**Raw records:**
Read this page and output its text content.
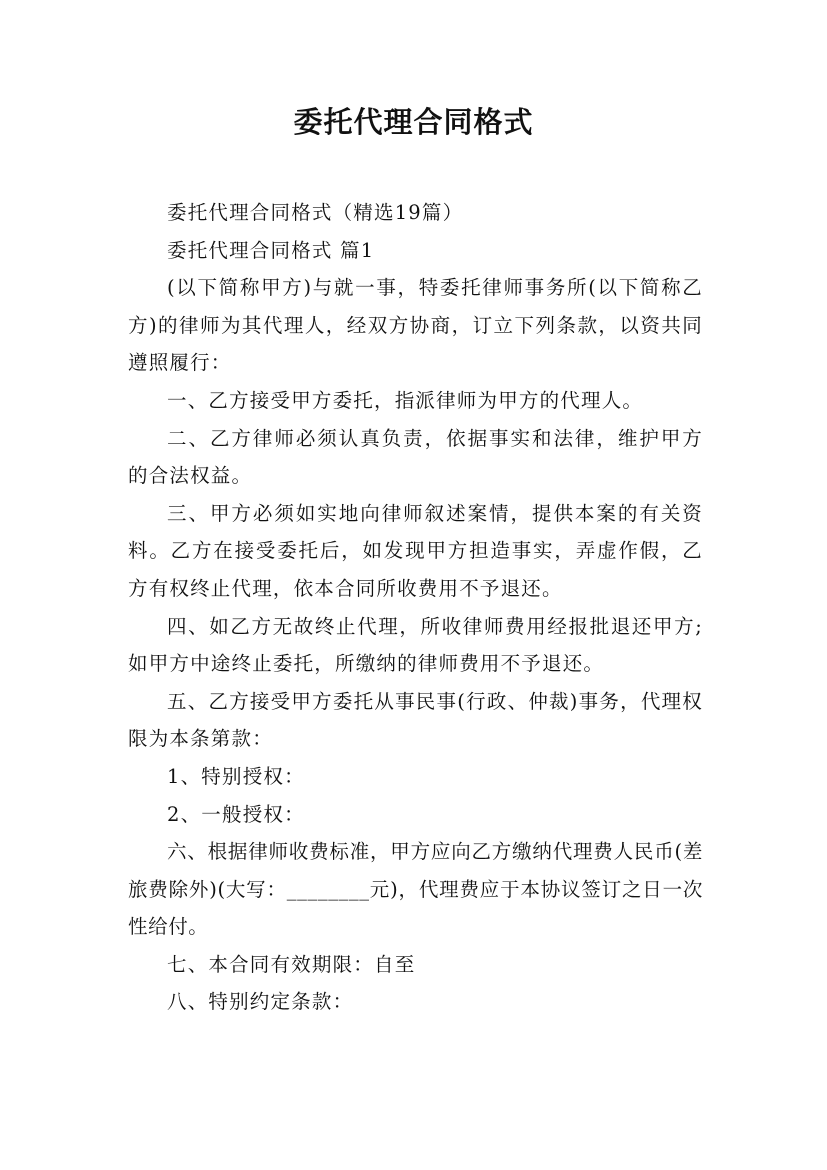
委托代理合同格式

委托代理合同格式（精选19篇）

委托代理合同格式 篇1

(以下简称甲方)与就一事，特委托律师事务所(以下简称乙方)的律师为其代理人，经双方协商，订立下列条款，以资共同遵照履行：

一、乙方接受甲方委托，指派律师为甲方的代理人。

二、乙方律师必须认真负责，依据事实和法律，维护甲方的合法权益。

三、甲方必须如实地向律师叙述案情，提供本案的有关资料。乙方在接受委托后，如发现甲方担造事实，弄虚作假，乙方有权终止代理，依本合同所收费用不予退还。

四、如乙方无故终止代理，所收律师费用经报批退还甲方;如甲方中途终止委托，所缴纳的律师费用不予退还。

五、乙方接受甲方委托从事民事(行政、仲裁)事务，代理权限为本条第款：

1、特别授权：

2、一般授权：

六、根据律师收费标准，甲方应向乙方缴纳代理费人民币(差旅费除外)(大写：________元)，代理费应于本协议签订之日一次性给付。

七、本合同有效期限：自至

八、特别约定条款：
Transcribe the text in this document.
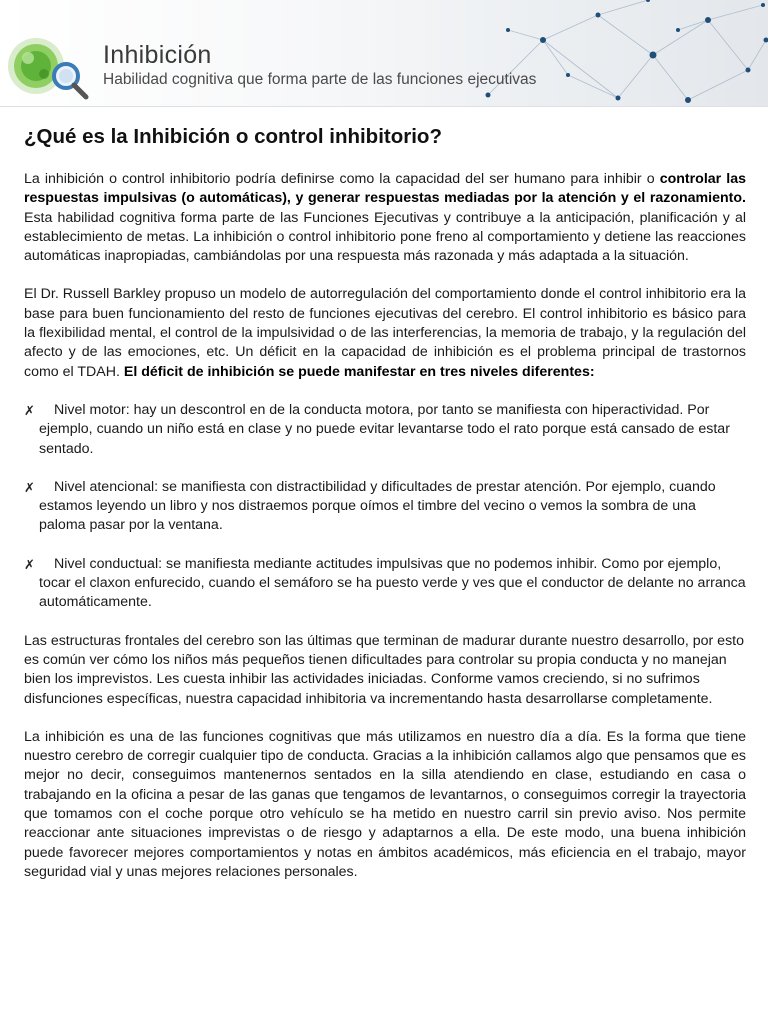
Inhibición
Habilidad cognitiva que forma parte de las funciones ejecutivas
¿Qué es la Inhibición o control inhibitorio?

La inhibición o control inhibitorio podría definirse como la capacidad del ser humano para inhibir o controlar las respuestas impulsivas (o automáticas), y generar respuestas mediadas por la atención y el razonamiento. Esta habilidad cognitiva forma parte de las Funciones Ejecutivas y contribuye a la anticipación, planificación y al establecimiento de metas. La inhibición o control inhibitorio pone freno al comportamiento y detiene las reacciones automáticas inapropiadas, cambiándolas por una respuesta más razonada y más adaptada a la situación.

El Dr. Russell Barkley propuso un modelo de autorregulación del comportamiento donde el control inhibitorio era la base para buen funcionamiento del resto de funciones ejecutivas del cerebro. El control inhibitorio es básico para la flexibilidad mental, el control de la impulsividad o de las interferencias, la memoria de trabajo, y la regulación del afecto y de las emociones, etc. Un déficit en la capacidad de inhibición es el problema principal de trastornos como el TDAH. El déficit de inhibición se puede manifestar en tres niveles diferentes:

✗ Nivel motor: hay un descontrol en de la conducta motora, por tanto se manifiesta con hiperactividad. Por ejemplo, cuando un niño está en clase y no puede evitar levantarse todo el rato porque está cansado de estar sentado.
✗ Nivel atencional: se manifiesta con distractibilidad y dificultades de prestar atención. Por ejemplo, cuando estamos leyendo un libro y nos distraemos porque oímos el timbre del vecino o vemos la sombra de una paloma pasar por la ventana.
✗ Nivel conductual: se manifiesta mediante actitudes impulsivas que no podemos inhibir. Como por ejemplo, tocar el claxon enfurecido, cuando el semáforo se ha puesto verde y ves que el conductor de delante no arranca automáticamente.

Las estructuras frontales del cerebro son las últimas que terminan de madurar durante nuestro desarrollo, por esto es común ver cómo los niños más pequeños tienen dificultades para controlar su propia conducta y no manejan bien los imprevistos. Les cuesta inhibir las actividades iniciadas. Conforme vamos creciendo, si no sufrimos disfunciones específicas, nuestra capacidad inhibitoria va incrementando hasta desarrollarse completamente.

La inhibición es una de las funciones cognitivas que más utilizamos en nuestro día a día. Es la forma que tiene nuestro cerebro de corregir cualquier tipo de conducta. Gracias a la inhibición callamos algo que pensamos que es mejor no decir, conseguimos mantenernos sentados en la silla atendiendo en clase, estudiando en casa o trabajando en la oficina a pesar de las ganas que tengamos de levantarnos, o conseguimos corregir la trayectoria que tomamos con el coche porque otro vehículo se ha metido en nuestro carril sin previo aviso. Nos permite reaccionar ante situaciones imprevistas o de riesgo y adaptarnos a ella. De este modo, una buena inhibición puede favorecer mejores comportamientos y notas en ámbitos académicos, más eficiencia en el trabajo, mayor seguridad vial y unas mejores relaciones personales.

**WHAT IS EXPECTED:** Make an exact copy of the whole listing, but don't bring over any pictures.

**RESPONSE TO THIS TASK:**
Read this page and output its text content.
委托代理合同格式

委托代理合同格式（精选19篇）

委托代理合同格式 篇1

(以下简称甲方)与就一事，特委托律师事务所(以下简称乙方)的律师为其代理人，经双方协商，订立下列条款，以资共同遵照履行：

一、乙方接受甲方委托，指派律师为甲方的代理人。

二、乙方律师必须认真负责，依据事实和法律，维护甲方的合法权益。

三、甲方必须如实地向律师叙述案情，提供本案的有关资料。乙方在接受委托后，如发现甲方担造事实，弄虚作假，乙方有权终止代理，依本合同所收费用不予退还。

四、如乙方无故终止代理，所收律师费用经报批退还甲方;如甲方中途终止委托，所缴纳的律师费用不予退还。

五、乙方接受甲方委托从事民事(行政、仲裁)事务，代理权限为本条第款：

1、特别授权：

2、一般授权：

六、根据律师收费标准，甲方应向乙方缴纳代理费人民币(差旅费除外)(大写：________元)，代理费应于本协议签订之日一次性给付。

七、本合同有效期限：自至

八、特别约定条款：
Transcribe the text in this document.
Inhibición
Habilidad cognitiva que forma parte de las funciones ejecutivas
¿Qué es la Inhibición o control inhibitorio?

La inhibición o control inhibitorio podría definirse como la capacidad del ser humano para inhibir o controlar las respuestas impulsivas (o automáticas), y generar respuestas mediadas por la atención y el razonamiento. Esta habilidad cognitiva forma parte de las Funciones Ejecutivas y contribuye a la anticipación, planificación y al establecimiento de metas. La inhibición o control inhibitorio pone freno al comportamiento y detiene las reacciones automáticas inapropiadas, cambiándolas por una respuesta más razonada y más adaptada a la situación.

El Dr. Russell Barkley propuso un modelo de autorregulación del comportamiento donde el control inhibitorio era la base para buen funcionamiento del resto de funciones ejecutivas del cerebro. El control inhibitorio es básico para la flexibilidad mental, el control de la impulsividad o de las interferencias, la memoria de trabajo, y la regulación del afecto y de las emociones, etc. Un déficit en la capacidad de inhibición es el problema principal de trastornos como el TDAH. El déficit de inhibición se puede manifestar en tres niveles diferentes:

✗ Nivel motor: hay un descontrol en de la conducta motora, por tanto se manifiesta con hiperactividad. Por ejemplo, cuando un niño está en clase y no puede evitar levantarse todo el rato porque está cansado de estar sentado.
✗ Nivel atencional: se manifiesta con distractibilidad y dificultades de prestar atención. Por ejemplo, cuando estamos leyendo un libro y nos distraemos porque oímos el timbre del vecino o vemos la sombra de una paloma pasar por la ventana.
✗ Nivel conductual: se manifiesta mediante actitudes impulsivas que no podemos inhibir. Como por ejemplo, tocar el claxon enfurecido, cuando el semáforo se ha puesto verde y ves que el conductor de delante no arranca automáticamente.

Las estructuras frontales del cerebro son las últimas que terminan de madurar durante nuestro desarrollo, por esto es común ver cómo los niños más pequeños tienen dificultades para controlar su propia conducta y no manejan bien los imprevistos. Les cuesta inhibir las actividades iniciadas. Conforme vamos creciendo, si no sufrimos disfunciones específicas, nuestra capacidad inhibitoria va incrementando hasta desarrollarse completamente.

La inhibición es una de las funciones cognitivas que más utilizamos en nuestro día a día. Es la forma que tiene nuestro cerebro de corregir cualquier tipo de conducta. Gracias a la inhibición callamos algo que pensamos que es mejor no decir, conseguimos mantenernos sentados en la silla atendiendo en clase, estudiando en casa o trabajando en la oficina a pesar de las ganas que tengamos de levantarnos, o conseguimos corregir la trayectoria que tomamos con el coche porque otro vehículo se ha metido en nuestro carril sin previo aviso. Nos permite reaccionar ante situaciones imprevistas o de riesgo y adaptarnos a ella. De este modo, una buena inhibición puede favorecer mejores comportamientos y notas en ámbitos académicos, más eficiencia en el trabajo, mayor seguridad vial y unas mejores relaciones personales.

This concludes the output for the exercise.